**PROBLEM REQUIREMENTS**. Return all lines where the word "time" can be found.

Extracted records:
** BEGIN **

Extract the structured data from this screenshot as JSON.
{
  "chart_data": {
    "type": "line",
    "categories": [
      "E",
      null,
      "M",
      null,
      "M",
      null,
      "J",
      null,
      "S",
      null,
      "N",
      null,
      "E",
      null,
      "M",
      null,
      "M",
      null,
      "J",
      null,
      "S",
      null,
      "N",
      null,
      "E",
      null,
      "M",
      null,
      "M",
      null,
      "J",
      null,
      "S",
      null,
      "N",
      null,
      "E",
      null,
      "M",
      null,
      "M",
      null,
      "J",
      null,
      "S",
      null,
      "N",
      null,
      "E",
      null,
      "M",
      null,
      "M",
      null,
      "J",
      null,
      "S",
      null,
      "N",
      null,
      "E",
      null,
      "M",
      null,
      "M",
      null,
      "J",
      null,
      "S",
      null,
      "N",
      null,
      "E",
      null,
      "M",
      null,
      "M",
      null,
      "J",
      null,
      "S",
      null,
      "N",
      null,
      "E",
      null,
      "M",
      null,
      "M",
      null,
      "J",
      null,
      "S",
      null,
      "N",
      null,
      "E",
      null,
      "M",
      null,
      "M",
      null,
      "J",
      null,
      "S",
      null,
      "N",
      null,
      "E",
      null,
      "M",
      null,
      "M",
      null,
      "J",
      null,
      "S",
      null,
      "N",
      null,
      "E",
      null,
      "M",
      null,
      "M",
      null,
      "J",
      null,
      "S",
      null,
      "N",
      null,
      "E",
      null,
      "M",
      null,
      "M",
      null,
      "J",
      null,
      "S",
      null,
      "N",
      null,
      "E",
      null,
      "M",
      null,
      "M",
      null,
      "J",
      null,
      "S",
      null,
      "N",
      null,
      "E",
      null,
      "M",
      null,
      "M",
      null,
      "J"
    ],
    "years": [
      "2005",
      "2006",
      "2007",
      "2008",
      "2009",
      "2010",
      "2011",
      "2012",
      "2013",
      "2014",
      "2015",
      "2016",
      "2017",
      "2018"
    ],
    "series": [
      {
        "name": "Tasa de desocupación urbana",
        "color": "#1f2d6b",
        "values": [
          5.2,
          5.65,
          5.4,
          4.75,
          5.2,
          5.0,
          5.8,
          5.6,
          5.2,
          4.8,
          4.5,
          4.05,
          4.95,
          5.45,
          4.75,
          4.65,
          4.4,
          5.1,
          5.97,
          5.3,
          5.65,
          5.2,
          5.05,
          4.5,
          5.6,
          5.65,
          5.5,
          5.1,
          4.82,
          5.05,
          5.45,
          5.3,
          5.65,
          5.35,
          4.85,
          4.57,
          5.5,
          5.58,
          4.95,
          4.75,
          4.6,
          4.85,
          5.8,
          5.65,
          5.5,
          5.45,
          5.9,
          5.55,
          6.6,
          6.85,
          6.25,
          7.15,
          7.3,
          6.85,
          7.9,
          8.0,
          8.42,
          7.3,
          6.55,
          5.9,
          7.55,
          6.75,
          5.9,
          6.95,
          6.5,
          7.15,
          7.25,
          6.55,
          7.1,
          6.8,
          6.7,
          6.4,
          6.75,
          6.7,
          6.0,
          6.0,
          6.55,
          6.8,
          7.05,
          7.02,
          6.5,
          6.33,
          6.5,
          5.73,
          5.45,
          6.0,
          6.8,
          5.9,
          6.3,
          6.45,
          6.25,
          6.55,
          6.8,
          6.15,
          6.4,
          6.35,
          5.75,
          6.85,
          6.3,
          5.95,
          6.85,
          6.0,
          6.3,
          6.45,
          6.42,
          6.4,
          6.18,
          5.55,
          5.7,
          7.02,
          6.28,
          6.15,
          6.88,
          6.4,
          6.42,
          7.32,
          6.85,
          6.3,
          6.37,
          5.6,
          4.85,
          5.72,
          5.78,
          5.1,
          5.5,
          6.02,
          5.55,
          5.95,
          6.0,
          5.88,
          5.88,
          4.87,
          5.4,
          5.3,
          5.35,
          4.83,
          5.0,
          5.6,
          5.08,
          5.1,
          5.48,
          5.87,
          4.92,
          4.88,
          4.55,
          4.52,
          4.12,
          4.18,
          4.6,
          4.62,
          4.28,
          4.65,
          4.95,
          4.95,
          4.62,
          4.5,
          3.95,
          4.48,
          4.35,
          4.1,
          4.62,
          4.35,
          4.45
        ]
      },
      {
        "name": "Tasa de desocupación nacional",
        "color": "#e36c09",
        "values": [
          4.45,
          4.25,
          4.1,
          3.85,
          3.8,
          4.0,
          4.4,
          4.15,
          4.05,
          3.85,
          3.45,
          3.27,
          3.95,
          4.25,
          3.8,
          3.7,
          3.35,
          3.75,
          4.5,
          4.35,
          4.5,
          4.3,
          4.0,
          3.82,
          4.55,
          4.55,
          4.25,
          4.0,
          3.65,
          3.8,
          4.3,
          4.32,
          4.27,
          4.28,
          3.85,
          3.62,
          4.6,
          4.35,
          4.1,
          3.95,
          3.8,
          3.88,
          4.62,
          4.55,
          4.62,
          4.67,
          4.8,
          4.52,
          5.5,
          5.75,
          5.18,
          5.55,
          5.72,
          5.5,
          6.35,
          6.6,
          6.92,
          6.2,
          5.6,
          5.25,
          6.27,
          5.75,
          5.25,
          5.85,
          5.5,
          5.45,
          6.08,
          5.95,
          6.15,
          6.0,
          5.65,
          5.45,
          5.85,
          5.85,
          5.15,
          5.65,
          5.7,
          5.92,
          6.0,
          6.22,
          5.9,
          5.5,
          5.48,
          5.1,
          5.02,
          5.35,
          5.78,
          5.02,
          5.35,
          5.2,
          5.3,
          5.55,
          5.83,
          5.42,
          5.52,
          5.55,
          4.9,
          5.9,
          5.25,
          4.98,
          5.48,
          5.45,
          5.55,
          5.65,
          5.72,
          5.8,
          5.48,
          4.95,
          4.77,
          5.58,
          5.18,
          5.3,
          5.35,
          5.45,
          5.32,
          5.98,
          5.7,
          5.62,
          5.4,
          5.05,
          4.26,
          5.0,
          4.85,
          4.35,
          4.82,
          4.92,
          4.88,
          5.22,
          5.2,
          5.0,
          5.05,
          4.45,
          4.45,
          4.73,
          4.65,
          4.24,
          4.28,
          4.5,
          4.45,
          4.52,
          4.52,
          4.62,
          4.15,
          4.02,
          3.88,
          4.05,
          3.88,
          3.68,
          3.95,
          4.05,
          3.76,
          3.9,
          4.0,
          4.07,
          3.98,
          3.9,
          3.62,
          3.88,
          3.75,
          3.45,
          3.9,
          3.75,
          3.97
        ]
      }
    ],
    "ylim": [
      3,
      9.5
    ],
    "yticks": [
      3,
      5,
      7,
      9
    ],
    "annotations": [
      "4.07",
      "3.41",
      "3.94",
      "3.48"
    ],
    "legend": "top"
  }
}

** END **
** BEGIN **

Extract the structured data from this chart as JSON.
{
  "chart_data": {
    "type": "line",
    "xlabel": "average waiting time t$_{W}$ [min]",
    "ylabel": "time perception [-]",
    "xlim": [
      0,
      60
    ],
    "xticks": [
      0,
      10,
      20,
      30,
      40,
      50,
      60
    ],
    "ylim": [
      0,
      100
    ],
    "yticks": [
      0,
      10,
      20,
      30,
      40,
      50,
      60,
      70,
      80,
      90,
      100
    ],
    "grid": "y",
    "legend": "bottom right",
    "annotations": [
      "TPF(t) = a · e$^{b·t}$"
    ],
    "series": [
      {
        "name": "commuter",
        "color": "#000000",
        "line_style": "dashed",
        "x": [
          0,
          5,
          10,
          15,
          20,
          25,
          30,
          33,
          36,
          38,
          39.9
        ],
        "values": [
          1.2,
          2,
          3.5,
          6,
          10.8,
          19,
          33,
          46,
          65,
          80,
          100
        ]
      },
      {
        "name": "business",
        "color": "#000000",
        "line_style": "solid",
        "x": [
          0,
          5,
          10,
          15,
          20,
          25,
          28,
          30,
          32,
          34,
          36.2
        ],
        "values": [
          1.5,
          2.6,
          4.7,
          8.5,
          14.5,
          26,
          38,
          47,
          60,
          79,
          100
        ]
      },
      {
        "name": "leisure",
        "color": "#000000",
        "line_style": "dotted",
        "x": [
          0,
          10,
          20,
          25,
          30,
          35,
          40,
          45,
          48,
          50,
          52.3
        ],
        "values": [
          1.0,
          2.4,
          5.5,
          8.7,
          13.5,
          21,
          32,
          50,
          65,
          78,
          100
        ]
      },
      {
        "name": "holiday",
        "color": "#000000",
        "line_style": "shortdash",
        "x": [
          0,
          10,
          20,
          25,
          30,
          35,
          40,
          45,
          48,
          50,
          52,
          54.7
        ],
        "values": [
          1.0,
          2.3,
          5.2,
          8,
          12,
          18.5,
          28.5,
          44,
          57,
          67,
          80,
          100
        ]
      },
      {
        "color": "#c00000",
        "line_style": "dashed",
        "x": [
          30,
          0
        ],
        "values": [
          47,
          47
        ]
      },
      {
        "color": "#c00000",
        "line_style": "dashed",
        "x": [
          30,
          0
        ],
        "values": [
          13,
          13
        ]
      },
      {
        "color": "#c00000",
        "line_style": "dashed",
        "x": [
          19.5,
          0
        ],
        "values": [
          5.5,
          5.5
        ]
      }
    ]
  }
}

** END **

**OUTPUT FOR THIS EXERCISE**.
    "xlabel": "average waiting time t$_{W}$ [min]",
    "ylabel": "time perception [-]",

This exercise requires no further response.